## Challenge
Copy every line from the data below in which the string "JSON" can be found.

[Entries with figure data]

-------------------------

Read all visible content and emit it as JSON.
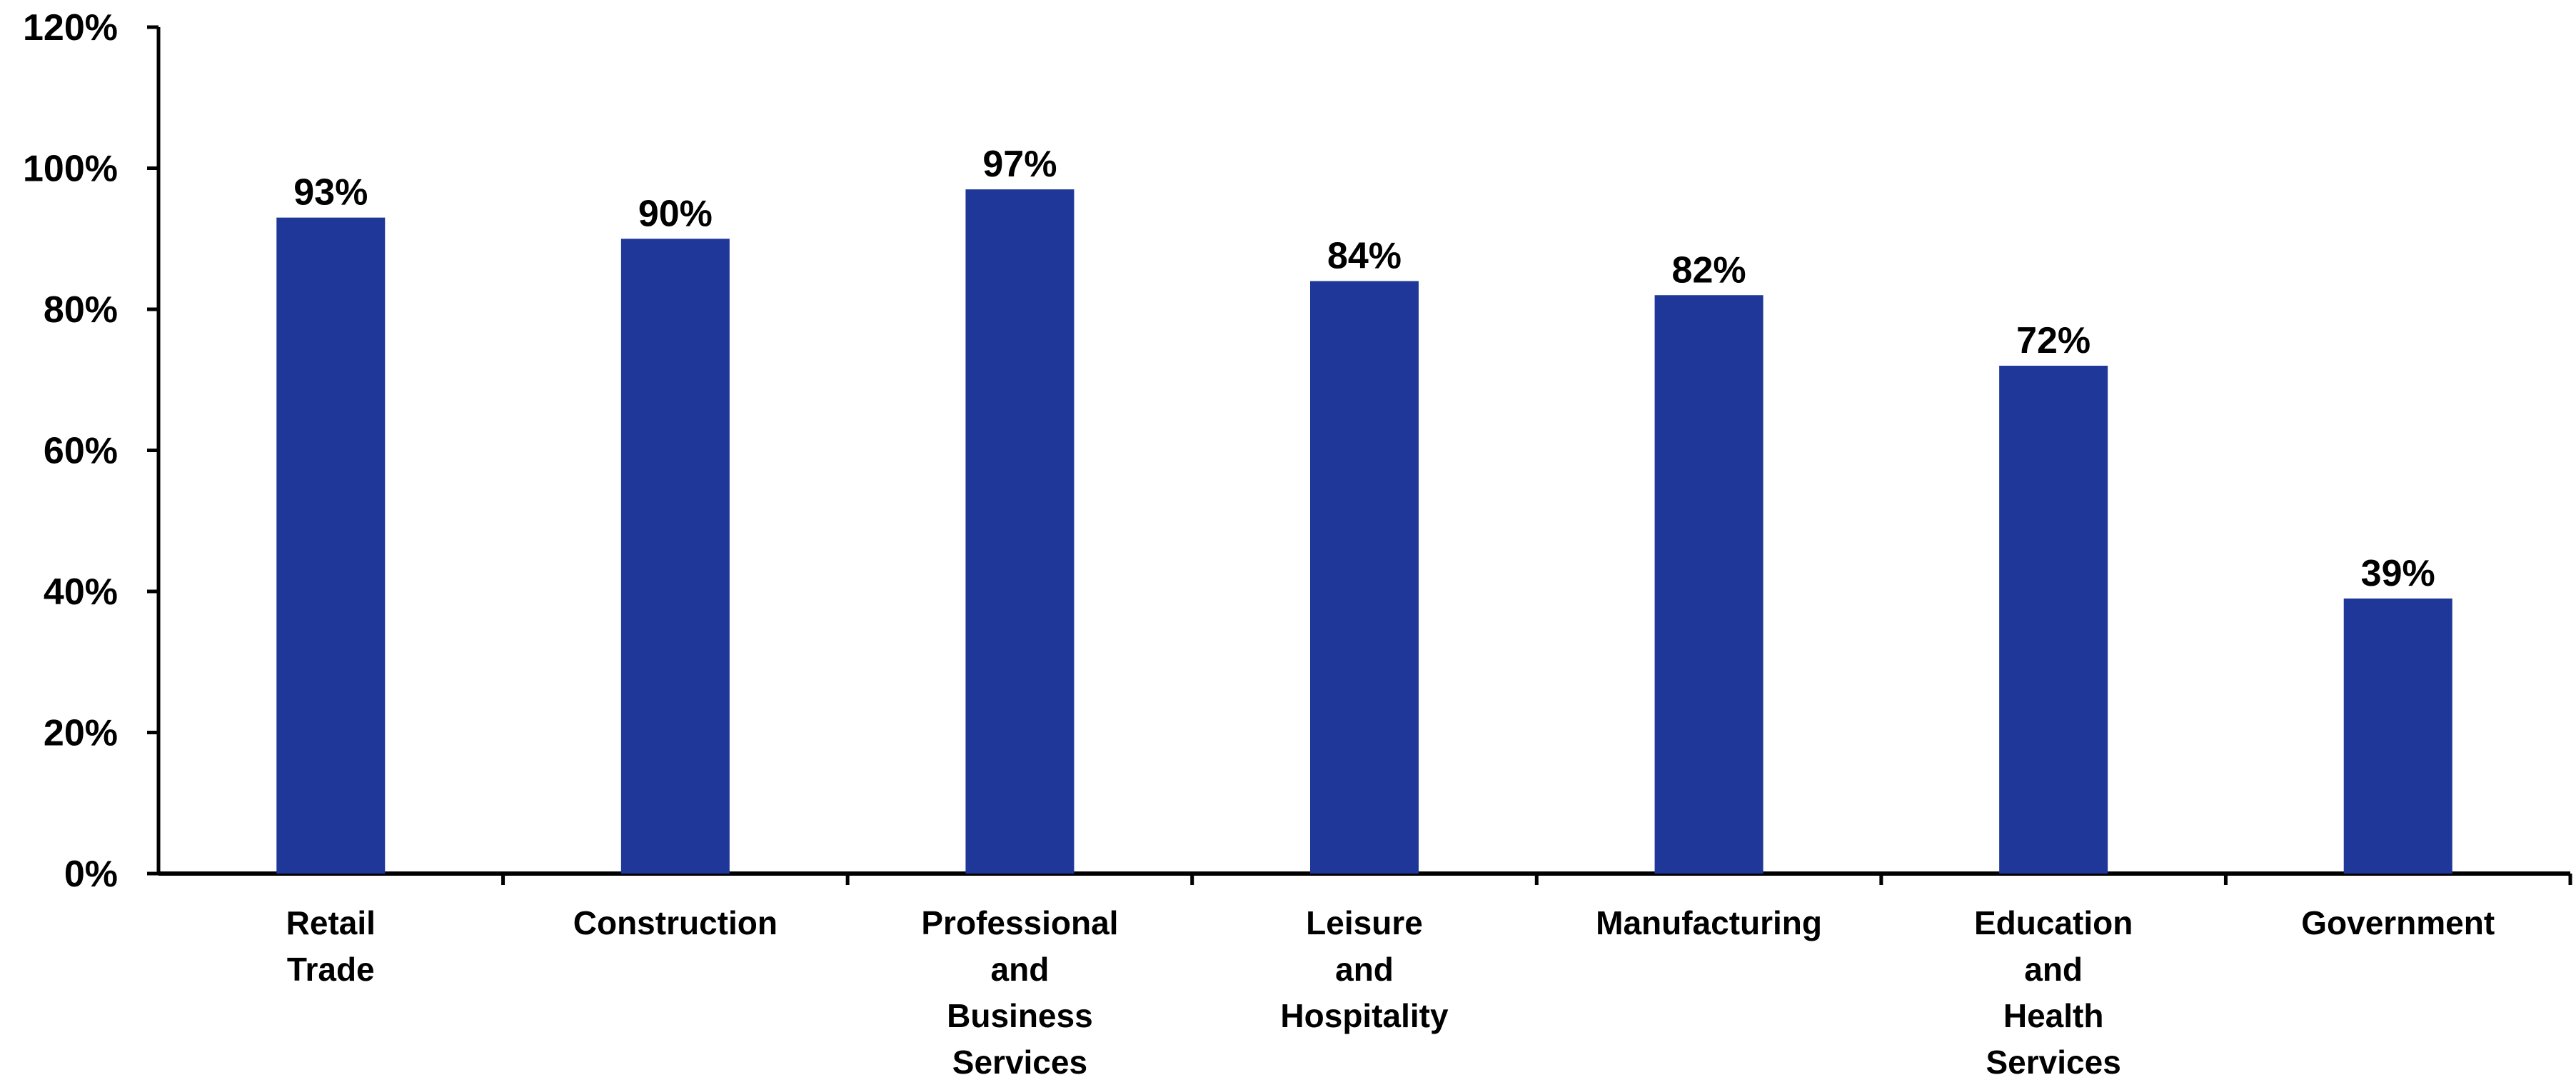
{
  "chart_data": {
    "type": "bar",
    "title": "",
    "xlabel": "",
    "ylabel": "",
    "categories": [
      [
        "Retail",
        "Trade"
      ],
      [
        "Construction"
      ],
      [
        "Professional",
        "and",
        "Business",
        "Services"
      ],
      [
        "Leisure",
        "and",
        "Hospitality"
      ],
      [
        "Manufacturing"
      ],
      [
        "Education",
        "and",
        "Health",
        "Services"
      ],
      [
        "Government"
      ]
    ],
    "values": [
      93,
      90,
      97,
      84,
      82,
      72,
      39
    ],
    "data_labels": [
      "93%",
      "90%",
      "97%",
      "84%",
      "82%",
      "72%",
      "39%"
    ],
    "y_ticks": [
      0,
      20,
      40,
      60,
      80,
      100,
      120
    ],
    "y_tick_labels": [
      "0%",
      "20%",
      "40%",
      "60%",
      "80%",
      "100%",
      "120%"
    ],
    "ylim": [
      0,
      120
    ],
    "grid": false,
    "legend": "none",
    "colors": {
      "bar": "#1F3799",
      "axis": "#000000",
      "text": "#000000"
    }
  }
}
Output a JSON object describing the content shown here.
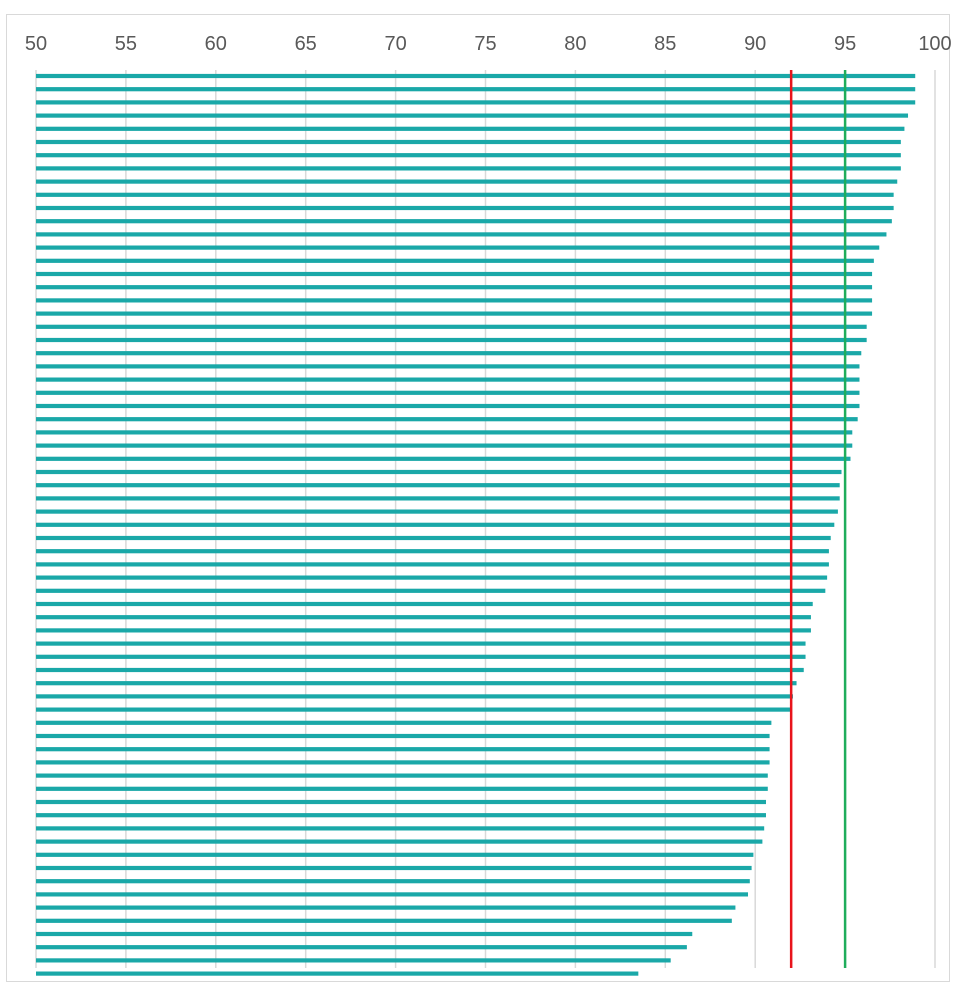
{
  "chart_data": {
    "type": "bar",
    "orientation": "horizontal",
    "title": "",
    "xlabel": "",
    "ylabel": "",
    "xlim": [
      50,
      100
    ],
    "x_ticks": [
      "50",
      "55",
      "60",
      "65",
      "70",
      "75",
      "80",
      "85",
      "90",
      "95",
      "100"
    ],
    "grid": true,
    "legend": "none",
    "bar_color": "#1AA8A8",
    "reference_lines": [
      {
        "value": 92,
        "color": "#E8141C"
      },
      {
        "value": 95,
        "color": "#1FAD5B"
      }
    ],
    "values": [
      98.9,
      98.9,
      98.9,
      98.5,
      98.3,
      98.1,
      98.1,
      98.1,
      97.9,
      97.7,
      97.7,
      97.6,
      97.3,
      96.9,
      96.6,
      96.5,
      96.5,
      96.5,
      96.5,
      96.2,
      96.2,
      95.9,
      95.8,
      95.8,
      95.8,
      95.8,
      95.7,
      95.4,
      95.4,
      95.3,
      94.8,
      94.7,
      94.7,
      94.6,
      94.4,
      94.2,
      94.1,
      94.1,
      94.0,
      93.9,
      93.2,
      93.1,
      93.1,
      92.8,
      92.8,
      92.7,
      92.3,
      92.1,
      92.0,
      90.9,
      90.8,
      90.8,
      90.8,
      90.7,
      90.7,
      90.6,
      90.6,
      90.5,
      90.4,
      89.9,
      89.8,
      89.7,
      89.6,
      88.9,
      88.7,
      86.5,
      86.2,
      85.3,
      83.5
    ]
  }
}
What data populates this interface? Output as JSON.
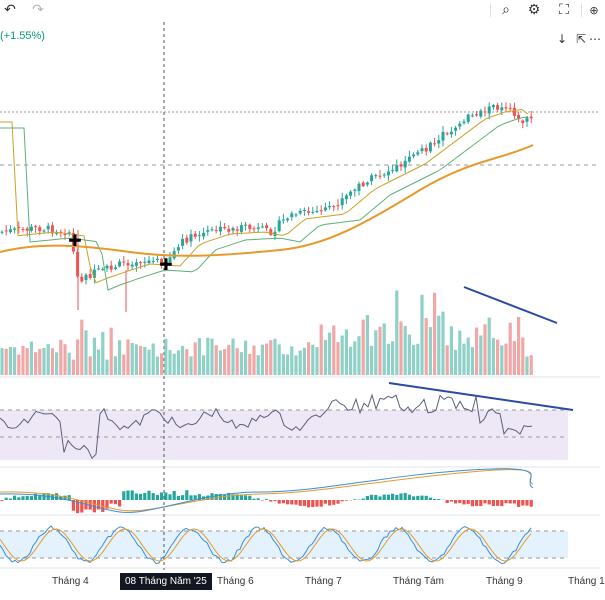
{
  "toolbar": {
    "undo_icon": "undo-icon",
    "redo_icon": "redo-icon",
    "items": [
      {
        "icon": "quick-search-icon",
        "glyph": "⌕"
      },
      {
        "icon": "settings-gear-icon",
        "glyph": "⚙"
      },
      {
        "icon": "fullscreen-icon",
        "glyph": "⛶"
      }
    ]
  },
  "header": {
    "change_text": "(+1.55%)"
  },
  "controls": {
    "down_glyph": "↓",
    "collapse_glyph": "⇱",
    "more_glyph": "⋯"
  },
  "colors": {
    "up": "#26a69a",
    "down": "#ef5350",
    "vol_up": "#8fd1c7",
    "vol_down": "#f2a7a7",
    "ma_fast": "#c9a227",
    "ma_mid": "#5fae78",
    "ma_slow": "#e69a2a",
    "rsi_line": "#7e57c2",
    "rsi_band": "#ede7f6",
    "stoch_band": "#e3f2fd",
    "trend_line": "#2a4aa3"
  },
  "xaxis": {
    "labels": [
      "Tháng 4",
      "Tháng 6",
      "Tháng 7",
      "Tháng Tám",
      "Tháng 9",
      "Tháng 1"
    ],
    "crosshair_label": "08 Tháng Năm '25"
  }
}
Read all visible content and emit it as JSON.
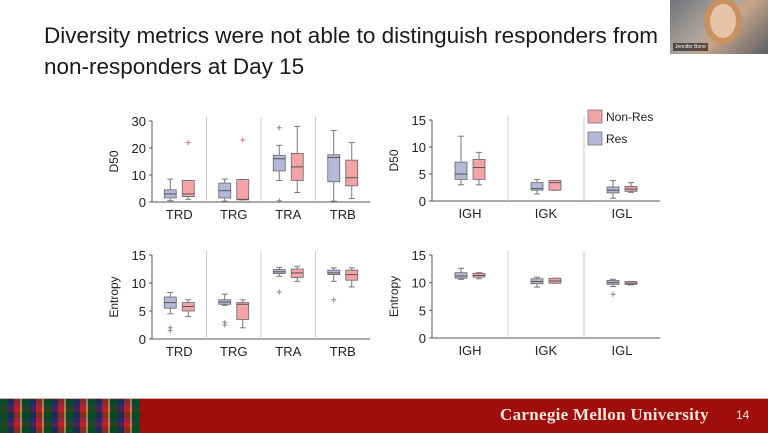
{
  "slide": {
    "title": "Diversity metrics were not able to distinguish responders from non-responders at Day 15",
    "footer_brand": "Carnegie Mellon University",
    "page_number": "14",
    "webcam_name": "Jennifer Bone"
  },
  "colors": {
    "res": "#b3b8d8",
    "nonres": "#f4a3a6",
    "footer": "#a00d0d"
  },
  "legend": [
    {
      "label": "Non-Res",
      "color": "#f4a3a6"
    },
    {
      "label": "Res",
      "color": "#b3b8d8"
    }
  ],
  "chart_data": [
    {
      "type": "box",
      "ylabel": "D50",
      "ylim": [
        0,
        30
      ],
      "yticks": [
        0,
        10,
        20,
        30
      ],
      "categories": [
        "TRD",
        "TRG",
        "TRA",
        "TRB"
      ],
      "res": [
        {
          "min": 0.5,
          "q1": 1.5,
          "med": 3,
          "q3": 4.5,
          "max": 8.5,
          "out": []
        },
        {
          "min": 0.3,
          "q1": 1.5,
          "med": 4.2,
          "q3": 7,
          "max": 8.5,
          "out": []
        },
        {
          "min": 8,
          "q1": 11.5,
          "med": 16,
          "q3": 17.3,
          "max": 21,
          "out": [
            27.5,
            0.5
          ]
        },
        {
          "min": 0.3,
          "q1": 7.5,
          "med": 16.5,
          "q3": 17.5,
          "max": 26.5,
          "out": []
        }
      ],
      "nonres": [
        {
          "min": 1,
          "q1": 2,
          "med": 3,
          "q3": 8,
          "max": 8,
          "out": [
            22
          ]
        },
        {
          "min": 0.8,
          "q1": 0.8,
          "med": 1,
          "q3": 8.3,
          "max": 8.3,
          "out": [
            23
          ]
        },
        {
          "min": 3.5,
          "q1": 8,
          "med": 13,
          "q3": 18,
          "max": 28,
          "out": []
        },
        {
          "min": 1.3,
          "q1": 6,
          "med": 9,
          "q3": 15.5,
          "max": 22,
          "out": []
        }
      ]
    },
    {
      "type": "box",
      "ylabel": "D50",
      "ylim": [
        0,
        15
      ],
      "yticks": [
        0,
        5,
        10,
        15
      ],
      "categories": [
        "IGH",
        "IGK",
        "IGL"
      ],
      "res": [
        {
          "min": 3,
          "q1": 4,
          "med": 5,
          "q3": 7.2,
          "max": 12,
          "out": []
        },
        {
          "min": 1.3,
          "q1": 2,
          "med": 2.3,
          "q3": 3.4,
          "max": 4,
          "out": []
        },
        {
          "min": 0.5,
          "q1": 1.5,
          "med": 2,
          "q3": 2.6,
          "max": 3.8,
          "out": []
        }
      ],
      "nonres": [
        {
          "min": 3,
          "q1": 4,
          "med": 6.2,
          "q3": 7.7,
          "max": 9,
          "out": []
        },
        {
          "min": 2,
          "q1": 2,
          "med": 3.4,
          "q3": 3.8,
          "max": 3.8,
          "out": []
        },
        {
          "min": 1.6,
          "q1": 1.8,
          "med": 2.2,
          "q3": 2.7,
          "max": 3.4,
          "out": []
        }
      ]
    },
    {
      "type": "box",
      "ylabel": "Entropy",
      "ylim": [
        0,
        15
      ],
      "yticks": [
        0,
        5,
        10,
        15
      ],
      "categories": [
        "TRD",
        "TRG",
        "TRA",
        "TRB"
      ],
      "res": [
        {
          "min": 4.5,
          "q1": 5.5,
          "med": 6.5,
          "q3": 7.5,
          "max": 8.3,
          "out": [
            2,
            1.5
          ]
        },
        {
          "min": 6,
          "q1": 6.2,
          "med": 6.6,
          "q3": 7,
          "max": 8,
          "out": [
            3,
            2.5
          ]
        },
        {
          "min": 11.2,
          "q1": 11.7,
          "med": 12,
          "q3": 12.4,
          "max": 12.8,
          "out": [
            8.4
          ]
        },
        {
          "min": 10.3,
          "q1": 11.5,
          "med": 11.8,
          "q3": 12.3,
          "max": 12.7,
          "out": [
            7
          ]
        }
      ],
      "nonres": [
        {
          "min": 4,
          "q1": 5,
          "med": 5.8,
          "q3": 6.5,
          "max": 7,
          "out": []
        },
        {
          "min": 2,
          "q1": 3.5,
          "med": 6.2,
          "q3": 6.5,
          "max": 7,
          "out": []
        },
        {
          "min": 10.3,
          "q1": 11,
          "med": 11.8,
          "q3": 12.5,
          "max": 13,
          "out": []
        },
        {
          "min": 9.3,
          "q1": 10.5,
          "med": 11.5,
          "q3": 12.3,
          "max": 12.7,
          "out": []
        }
      ]
    },
    {
      "type": "box",
      "ylabel": "Entropy",
      "ylim": [
        0,
        15
      ],
      "yticks": [
        0,
        5,
        10,
        15
      ],
      "categories": [
        "IGH",
        "IGK",
        "IGL"
      ],
      "res": [
        {
          "min": 10.6,
          "q1": 10.8,
          "med": 11.2,
          "q3": 11.8,
          "max": 12.6,
          "out": []
        },
        {
          "min": 9.2,
          "q1": 9.8,
          "med": 10.2,
          "q3": 10.7,
          "max": 11,
          "out": []
        },
        {
          "min": 9.3,
          "q1": 9.7,
          "med": 10,
          "q3": 10.4,
          "max": 10.6,
          "out": [
            7.9
          ]
        }
      ],
      "nonres": [
        {
          "min": 10.7,
          "q1": 11,
          "med": 11.3,
          "q3": 11.7,
          "max": 11.8,
          "out": []
        },
        {
          "min": 9.9,
          "q1": 9.9,
          "med": 10.3,
          "q3": 10.8,
          "max": 10.8,
          "out": []
        },
        {
          "min": 9.6,
          "q1": 9.7,
          "med": 9.9,
          "q3": 10.2,
          "max": 10.2,
          "out": []
        }
      ]
    }
  ]
}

-------------------------

## Solution for this problem
Read all visible content and emit it as JSON.
Output a JSON object describing the content shown here.
What data populates this interface? Output as JSON.
Read all visible content and emit it as JSON.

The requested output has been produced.